* START Records for the exercise *

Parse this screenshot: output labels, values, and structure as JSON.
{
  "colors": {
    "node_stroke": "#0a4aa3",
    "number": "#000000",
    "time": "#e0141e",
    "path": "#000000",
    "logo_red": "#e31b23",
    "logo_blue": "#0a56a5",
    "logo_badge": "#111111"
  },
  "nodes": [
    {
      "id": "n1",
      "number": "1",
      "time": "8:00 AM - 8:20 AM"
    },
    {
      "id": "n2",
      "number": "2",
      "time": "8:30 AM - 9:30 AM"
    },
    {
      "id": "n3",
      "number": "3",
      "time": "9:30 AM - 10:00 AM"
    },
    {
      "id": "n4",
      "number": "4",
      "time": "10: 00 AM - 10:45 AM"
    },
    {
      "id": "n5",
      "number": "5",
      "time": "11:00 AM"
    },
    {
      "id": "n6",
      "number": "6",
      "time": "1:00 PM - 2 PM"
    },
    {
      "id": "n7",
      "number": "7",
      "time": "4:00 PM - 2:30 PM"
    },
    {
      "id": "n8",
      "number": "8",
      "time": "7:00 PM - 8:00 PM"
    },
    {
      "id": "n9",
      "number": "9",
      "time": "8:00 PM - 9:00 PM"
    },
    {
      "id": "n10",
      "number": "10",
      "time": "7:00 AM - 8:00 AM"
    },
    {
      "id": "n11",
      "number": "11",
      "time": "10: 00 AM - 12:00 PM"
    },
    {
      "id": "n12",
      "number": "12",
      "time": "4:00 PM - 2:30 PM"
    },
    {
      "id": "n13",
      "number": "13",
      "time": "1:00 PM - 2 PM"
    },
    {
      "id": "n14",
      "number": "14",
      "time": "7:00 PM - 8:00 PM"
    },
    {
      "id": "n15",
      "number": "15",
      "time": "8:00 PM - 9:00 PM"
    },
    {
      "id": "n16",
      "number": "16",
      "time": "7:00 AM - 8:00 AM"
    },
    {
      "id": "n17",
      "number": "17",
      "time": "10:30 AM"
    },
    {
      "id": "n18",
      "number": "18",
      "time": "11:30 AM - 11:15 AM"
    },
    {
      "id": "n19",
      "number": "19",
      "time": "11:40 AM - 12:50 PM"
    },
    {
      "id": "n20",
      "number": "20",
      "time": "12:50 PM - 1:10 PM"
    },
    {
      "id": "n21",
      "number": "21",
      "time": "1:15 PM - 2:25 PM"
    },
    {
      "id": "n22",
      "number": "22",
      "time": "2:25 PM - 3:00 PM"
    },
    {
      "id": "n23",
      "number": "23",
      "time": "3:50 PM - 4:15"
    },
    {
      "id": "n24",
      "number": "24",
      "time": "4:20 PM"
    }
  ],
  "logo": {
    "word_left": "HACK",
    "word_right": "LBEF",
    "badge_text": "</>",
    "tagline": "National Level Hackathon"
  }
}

* END Records for the exercise *

# Your objective
Reproduce all of the data exactly as given.

# Correct output
Parse this screenshot: output labels, values, and structure as JSON.
{
  "colors": {
    "node_stroke": "#0a4aa3",
    "number": "#000000",
    "time": "#e0141e",
    "path": "#000000",
    "logo_red": "#e31b23",
    "logo_blue": "#0a56a5",
    "logo_badge": "#111111"
  },
  "nodes": [
    {
      "id": "n1",
      "number": "1",
      "time": "8:00 AM - 8:20 AM"
    },
    {
      "id": "n2",
      "number": "2",
      "time": "8:30 AM - 9:30 AM"
    },
    {
      "id": "n3",
      "number": "3",
      "time": "9:30 AM - 10:00 AM"
    },
    {
      "id": "n4",
      "number": "4",
      "time": "10: 00 AM - 10:45 AM"
    },
    {
      "id": "n5",
      "number": "5",
      "time": "11:00 AM"
    },
    {
      "id": "n6",
      "number": "6",
      "time": "1:00 PM - 2 PM"
    },
    {
      "id": "n7",
      "number": "7",
      "time": "4:00 PM - 2:30 PM"
    },
    {
      "id": "n8",
      "number": "8",
      "time": "7:00 PM - 8:00 PM"
    },
    {
      "id": "n9",
      "number": "9",
      "time": "8:00 PM - 9:00 PM"
    },
    {
      "id": "n10",
      "number": "10",
      "time": "7:00 AM - 8:00 AM"
    },
    {
      "id": "n11",
      "number": "11",
      "time": "10: 00 AM - 12:00 PM"
    },
    {
      "id": "n12",
      "number": "12",
      "time": "4:00 PM - 2:30 PM"
    },
    {
      "id": "n13",
      "number": "13",
      "time": "1:00 PM - 2 PM"
    },
    {
      "id": "n14",
      "number": "14",
      "time": "7:00 PM - 8:00 PM"
    },
    {
      "id": "n15",
      "number": "15",
      "time": "8:00 PM - 9:00 PM"
    },
    {
      "id": "n16",
      "number": "16",
      "time": "7:00 AM - 8:00 AM"
    },
    {
      "id": "n17",
      "number": "17",
      "time": "10:30 AM"
    },
    {
      "id": "n18",
      "number": "18",
      "time": "11:30 AM - 11:15 AM"
    },
    {
      "id": "n19",
      "number": "19",
      "time": "11:40 AM - 12:50 PM"
    },
    {
      "id": "n20",
      "number": "20",
      "time": "12:50 PM - 1:10 PM"
    },
    {
      "id": "n21",
      "number": "21",
      "time": "1:15 PM - 2:25 PM"
    },
    {
      "id": "n22",
      "number": "22",
      "time": "2:25 PM - 3:00 PM"
    },
    {
      "id": "n23",
      "number": "23",
      "time": "3:50 PM - 4:15"
    },
    {
      "id": "n24",
      "number": "24",
      "time": "4:20 PM"
    }
  ],
  "logo": {
    "word_left": "HACK",
    "word_right": "LBEF",
    "badge_text": "</>",
    "tagline": "National Level Hackathon"
  }
}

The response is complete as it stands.